Materials provided:
####

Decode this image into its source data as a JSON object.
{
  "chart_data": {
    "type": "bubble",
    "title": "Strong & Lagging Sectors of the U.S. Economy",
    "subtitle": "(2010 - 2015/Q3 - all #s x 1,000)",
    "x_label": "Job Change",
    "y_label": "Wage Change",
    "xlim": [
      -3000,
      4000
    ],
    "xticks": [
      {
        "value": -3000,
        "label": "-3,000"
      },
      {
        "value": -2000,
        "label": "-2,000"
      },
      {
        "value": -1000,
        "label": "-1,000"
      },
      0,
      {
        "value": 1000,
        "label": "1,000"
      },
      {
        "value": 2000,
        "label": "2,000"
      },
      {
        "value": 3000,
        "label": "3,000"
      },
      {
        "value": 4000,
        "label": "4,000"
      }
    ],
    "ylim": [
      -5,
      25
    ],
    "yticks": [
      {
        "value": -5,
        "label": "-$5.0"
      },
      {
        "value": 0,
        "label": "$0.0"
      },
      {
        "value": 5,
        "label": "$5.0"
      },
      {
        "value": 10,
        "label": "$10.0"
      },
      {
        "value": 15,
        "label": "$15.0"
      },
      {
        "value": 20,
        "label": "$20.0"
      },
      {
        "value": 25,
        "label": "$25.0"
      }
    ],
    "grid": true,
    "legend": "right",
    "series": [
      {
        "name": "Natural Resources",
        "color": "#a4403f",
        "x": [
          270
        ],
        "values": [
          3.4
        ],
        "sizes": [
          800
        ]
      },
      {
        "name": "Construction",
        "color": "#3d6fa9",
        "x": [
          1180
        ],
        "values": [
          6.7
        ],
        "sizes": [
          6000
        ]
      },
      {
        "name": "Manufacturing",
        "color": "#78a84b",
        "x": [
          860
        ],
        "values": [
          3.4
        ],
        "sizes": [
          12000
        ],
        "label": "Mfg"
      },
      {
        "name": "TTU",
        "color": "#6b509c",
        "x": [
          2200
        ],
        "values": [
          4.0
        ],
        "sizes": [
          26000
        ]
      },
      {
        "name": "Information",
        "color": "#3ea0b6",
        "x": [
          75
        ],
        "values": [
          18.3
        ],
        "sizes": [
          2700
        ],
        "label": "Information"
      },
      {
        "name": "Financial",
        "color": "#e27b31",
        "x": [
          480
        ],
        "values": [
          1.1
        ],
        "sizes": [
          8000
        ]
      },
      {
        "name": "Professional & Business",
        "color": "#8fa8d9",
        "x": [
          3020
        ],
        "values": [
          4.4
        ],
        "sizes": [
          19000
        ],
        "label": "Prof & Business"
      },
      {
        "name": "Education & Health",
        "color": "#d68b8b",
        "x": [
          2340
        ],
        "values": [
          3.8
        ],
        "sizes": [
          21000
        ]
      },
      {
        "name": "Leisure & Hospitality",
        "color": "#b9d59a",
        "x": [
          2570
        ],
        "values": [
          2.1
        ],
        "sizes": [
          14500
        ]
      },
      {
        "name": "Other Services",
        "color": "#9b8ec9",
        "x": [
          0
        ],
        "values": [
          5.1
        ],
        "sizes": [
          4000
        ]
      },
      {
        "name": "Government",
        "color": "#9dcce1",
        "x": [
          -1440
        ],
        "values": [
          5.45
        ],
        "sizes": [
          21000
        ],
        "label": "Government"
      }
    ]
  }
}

####

What the task asks: Select the lines from the entries that include the word "Change".

Solution to this exercise:
    "x_label": "Job Change",
    "y_label": "Wage Change",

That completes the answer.